%%

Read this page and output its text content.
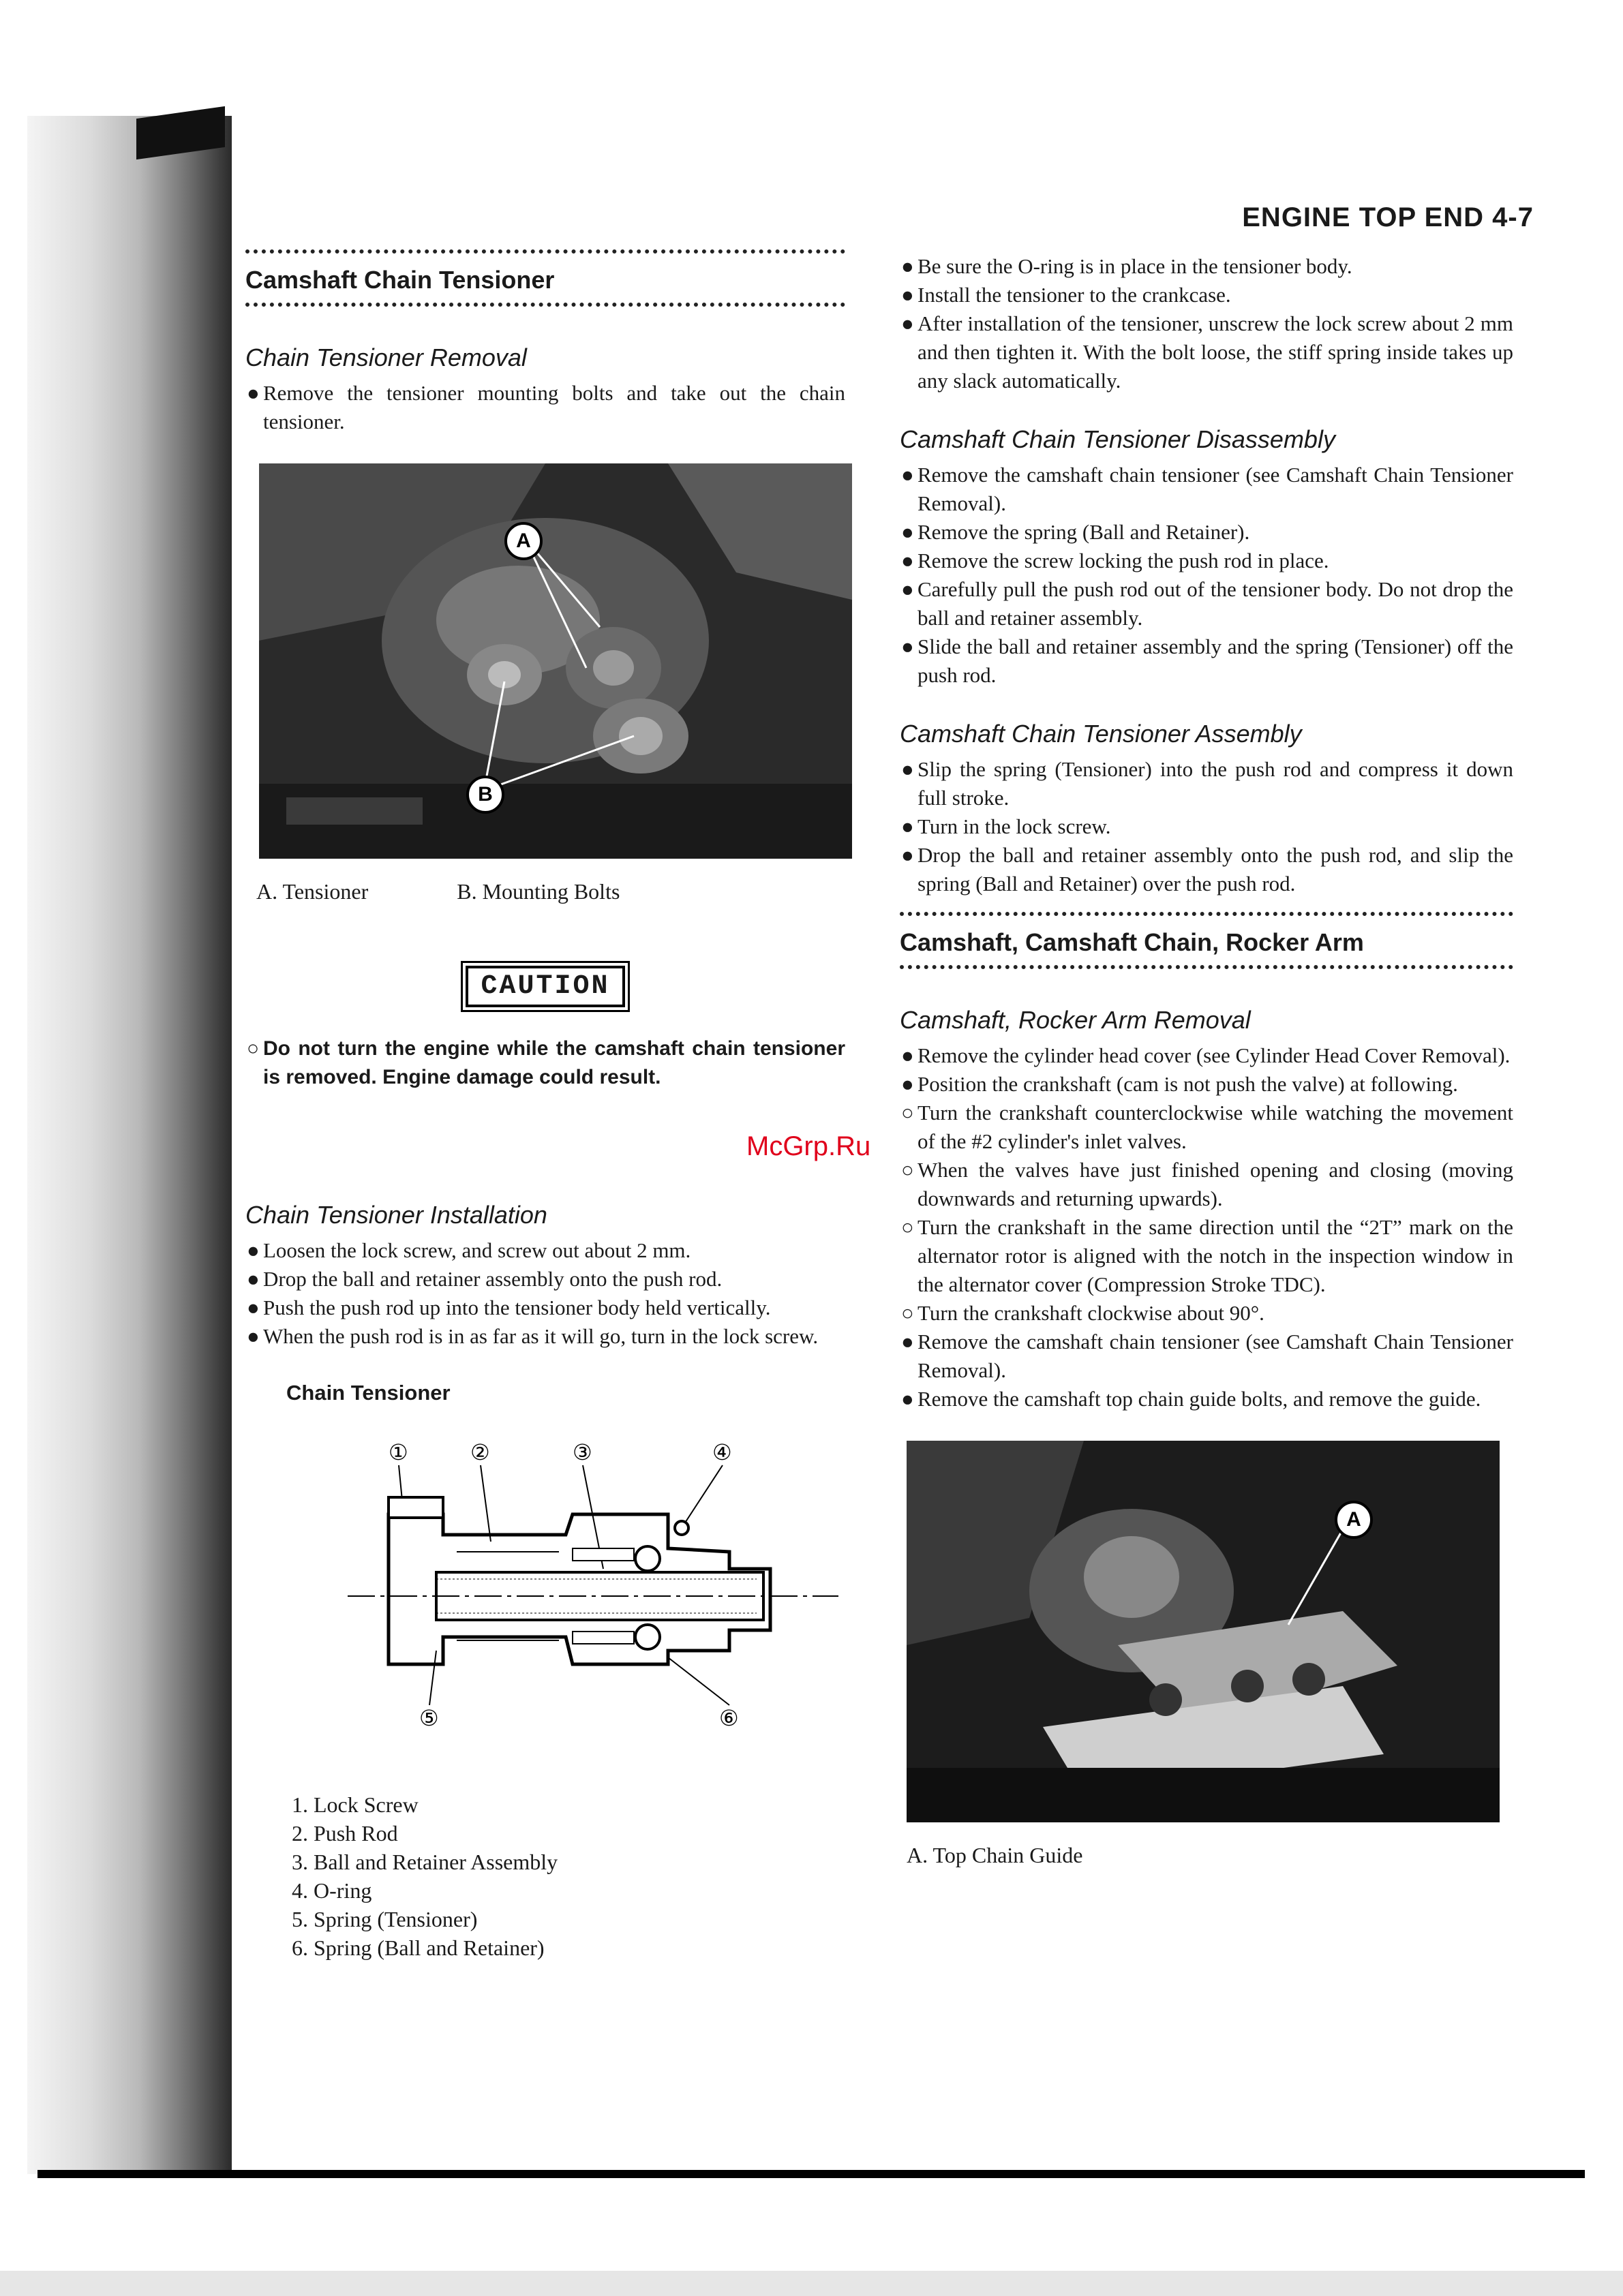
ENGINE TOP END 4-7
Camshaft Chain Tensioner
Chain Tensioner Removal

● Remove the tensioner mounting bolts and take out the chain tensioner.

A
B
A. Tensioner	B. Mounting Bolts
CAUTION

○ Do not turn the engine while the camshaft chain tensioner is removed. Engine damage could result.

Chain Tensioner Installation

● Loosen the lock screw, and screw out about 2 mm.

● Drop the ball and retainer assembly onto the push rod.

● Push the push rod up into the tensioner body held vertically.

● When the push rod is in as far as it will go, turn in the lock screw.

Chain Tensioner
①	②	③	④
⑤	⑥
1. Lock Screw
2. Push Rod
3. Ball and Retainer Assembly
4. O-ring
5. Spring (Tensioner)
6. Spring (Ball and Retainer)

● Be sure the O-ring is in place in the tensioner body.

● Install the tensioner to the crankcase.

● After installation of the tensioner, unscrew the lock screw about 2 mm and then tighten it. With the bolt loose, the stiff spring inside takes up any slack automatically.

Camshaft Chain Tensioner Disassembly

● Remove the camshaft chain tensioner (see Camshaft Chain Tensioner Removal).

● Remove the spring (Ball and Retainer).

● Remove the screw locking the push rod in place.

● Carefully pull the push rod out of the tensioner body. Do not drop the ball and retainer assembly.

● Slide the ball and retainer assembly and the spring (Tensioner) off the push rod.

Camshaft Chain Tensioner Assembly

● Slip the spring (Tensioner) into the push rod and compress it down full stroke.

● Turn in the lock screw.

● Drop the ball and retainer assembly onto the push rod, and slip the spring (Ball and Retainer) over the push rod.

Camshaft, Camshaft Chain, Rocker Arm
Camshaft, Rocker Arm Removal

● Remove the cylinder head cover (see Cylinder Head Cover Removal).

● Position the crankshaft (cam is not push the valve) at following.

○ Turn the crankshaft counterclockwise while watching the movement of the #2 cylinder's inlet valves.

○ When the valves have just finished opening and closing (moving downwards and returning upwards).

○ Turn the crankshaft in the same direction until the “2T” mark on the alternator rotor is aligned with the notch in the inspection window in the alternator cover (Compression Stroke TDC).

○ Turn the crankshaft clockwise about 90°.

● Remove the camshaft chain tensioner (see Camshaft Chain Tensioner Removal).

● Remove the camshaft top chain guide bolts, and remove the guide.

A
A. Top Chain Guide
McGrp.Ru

%%

EXERCISE GOAL => Locate the word "while" in the data above. Copy every line carrying it.

CORRECT RESPONSE =>
○ Do not turn the engine while the camshaft chain tensioner is removed. Engine damage could result.
○ Turn the crankshaft counterclockwise while watching the movement of the #2 cylinder's inlet valves.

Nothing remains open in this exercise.